| Written exercise |
Scan the following material for the string "新街社区" and copy each line in which it appears.

| Exercise data |

- - - - -

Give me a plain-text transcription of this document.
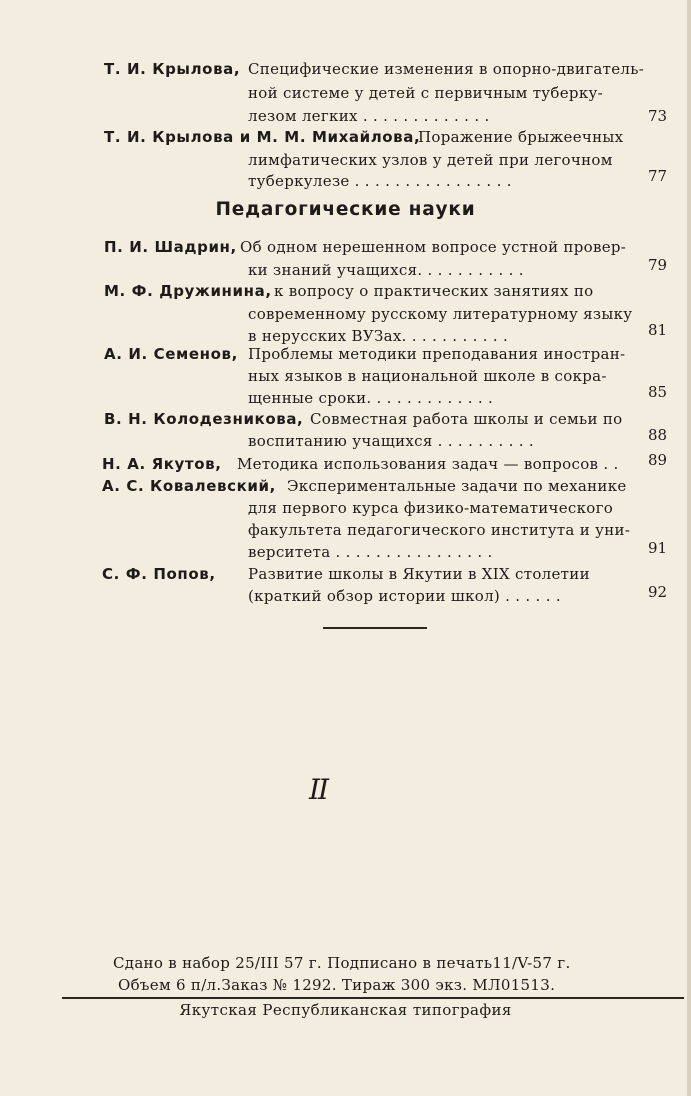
Т. И. Крылова, Специфические изменения в опорно-двигатель-
ной системе у детей с первичным туберку-
лезом легких . . . . . . . . . . . . .	73
Т. И. Крылова и М. М. Михайлова,
Поражение брыжеечных
лимфатических узлов у детей при легочном
туберкулезе . . . . . . . . . . . . . . . .	77
Педагогические науки
П. И. Шадрин, Об одном нерешенном вопросе устной провер-
ки знаний учащихся. . . . . . . . . . .	79
М. Ф. Дружинина, к вопросу о практических занятиях по
современному русскому литературному языку
в нерусских ВУЗах. . . . . . . . . . .	81
А. И. Семенов, Проблемы методики преподавания иностран-
ных языков в национальной школе в сокра-
щенные сроки. . . . . . . . . . . . .	85
В. Н. Колодезникова, Совместная работа школы и семьи по
воспитанию учащихся . . . . . . . . . .	88
Н. А. Якутов, Методика использования задач — вопросов . . 89
А. С. Ковалевский, Экспериментальные задачи по механике
для первого курса физико-математического
факультета педагогического института и уни-
верситета . . . . . . . . . . . . . . . .	91
С. Ф. Попов, Развитие школы в Якутии в XIX столетии
(краткий обзор истории школ) . . . . . .	92
II
Сдано в набор 25/III 57 г. Подписано в печать11/V-57 г.
Объем 6 п/л.Заказ № 1292. Тираж 300 экз. МЛ01513.
Якутская Республиканская типография
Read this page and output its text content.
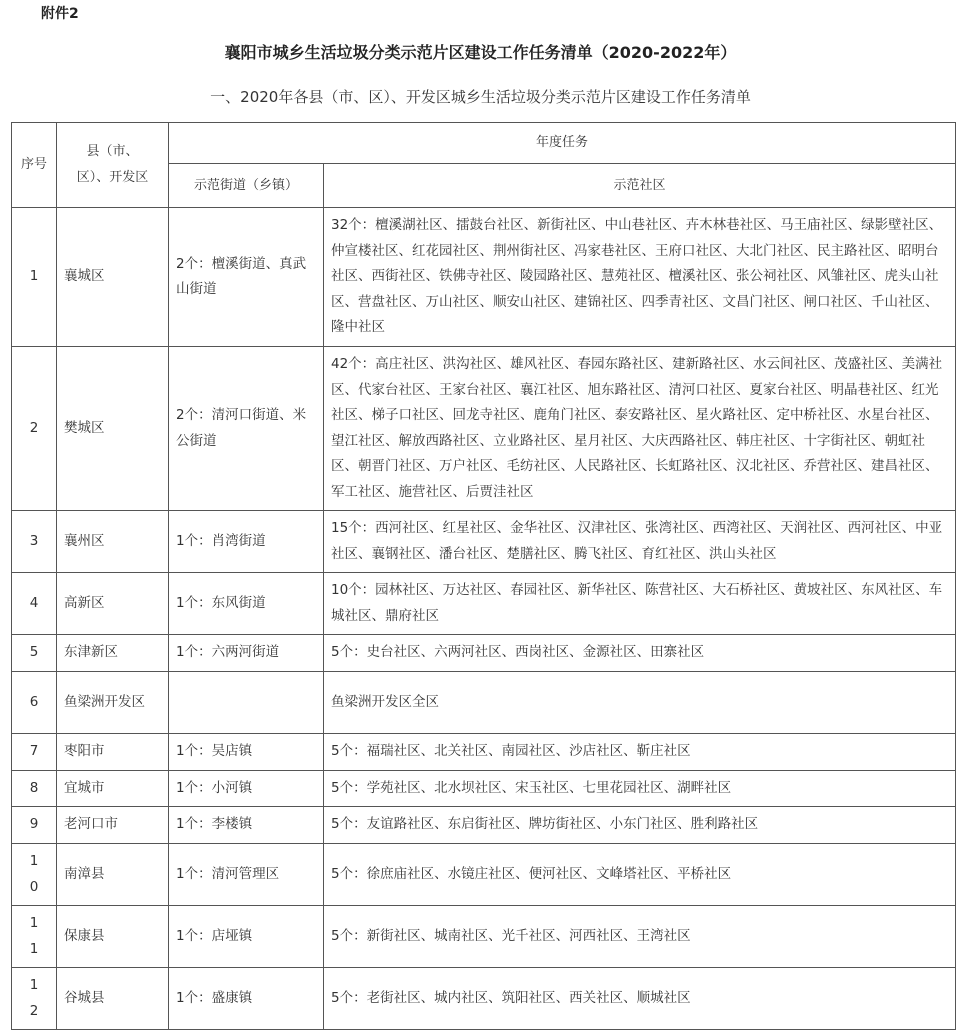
附件2
襄阳市城乡生活垃圾分类示范片区建设工作任务清单（2020-2022年）
一、2020年各县（市、区）、开发区城乡生活垃圾分类示范片区建设工作任务清单
序号	县（市、区）、开发区	年度任务	
		示范街道（乡镇）	示范社区
1	襄城区	2个：檀溪街道、真武山街道	32个：檀溪湖社区、擂鼓台社区、新街社区、中山巷社区、卉木林巷社区、马王庙社区、绿影壁社区、仲宣楼社区、红花园社区、荆州街社区、冯家巷社区、王府口社区、大北门社区、民主路社区、昭明台社区、西街社区、铁佛寺社区、陵园路社区、慧苑社区、檀溪社区、张公祠社区、风雏社区、虎头山社区、营盘社区、万山社区、顺安山社区、建锦社区、四季青社区、文昌门社区、闸口社区、千山社区、隆中社区
2	樊城区	2个：清河口街道、米公街道	42个：高庄社区、洪沟社区、雄风社区、春园东路社区、建新路社区、水云间社区、茂盛社区、美满社区、代家台社区、王家台社区、襄江社区、旭东路社区、清河口社区、夏家台社区、明晶巷社区、红光社区、梯子口社区、回龙寺社区、鹿角门社区、泰安路社区、星火路社区、定中桥社区、水星台社区、望江社区、解放西路社区、立业路社区、星月社区、大庆西路社区、韩庄社区、十字街社区、朝虹社区、朝晋门社区、万户社区、毛纺社区、人民路社区、长虹路社区、汉北社区、乔营社区、建昌社区、军工社区、施营社区、后贾洼社区
3	襄州区	1个：肖湾街道	15个：西河社区、红星社区、金华社区、汉津社区、张湾社区、西湾社区、天润社区、西河社区、中亚社区、襄钢社区、潘台社区、楚膳社区、腾飞社区、育红社区、洪山头社区
4	高新区	1个：东风街道	10个：园林社区、万达社区、春园社区、新华社区、陈营社区、大石桥社区、黄坡社区、东风社区、车城社区、鼎府社区
5	东津新区	1个：六两河街道	5个：史台社区、六两河社区、西岗社区、金源社区、田寨社区
6	鱼梁洲开发区		鱼梁洲开发区全区
7	枣阳市	1个：吴店镇	5个：福瑞社区、北关社区、南园社区、沙店社区、靳庄社区
8	宜城市	1个：小河镇	5个：学苑社区、北水坝社区、宋玉社区、七里花园社区、湖畔社区
9	老河口市	1个：李楼镇	5个：友谊路社区、东启街社区、牌坊街社区、小东门社区、胜利路社区
10	南漳县	1个：清河管理区	5个：徐庶庙社区、水镜庄社区、便河社区、文峰塔社区、平桥社区
11	保康县	1个：店垭镇	5个：新街社区、城南社区、光千社区、河西社区、王湾社区
12	谷城县	1个：盛康镇	5个：老街社区、城内社区、筑阳社区、西关社区、顺城社区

- - - - -

| Reply to the task |
1	襄城区	2个：檀溪街道、真武山街道	32个：檀溪湖社区、擂鼓台社区、新街社区、中山巷社区、卉木林巷社区、马王庙社区、绿影壁社区、仲宣楼社区、红花园社区、荆州街社区、冯家巷社区、王府口社区、大北门社区、民主路社区、昭明台社区、西街社区、铁佛寺社区、陵园路社区、慧苑社区、檀溪社区、张公祠社区、风雏社区、虎头山社区、营盘社区、万山社区、顺安山社区、建锦社区、四季青社区、文昌门社区、闸口社区、千山社区、隆中社区
11	保康县	1个：店垭镇	5个：新街社区、城南社区、光千社区、河西社区、王湾社区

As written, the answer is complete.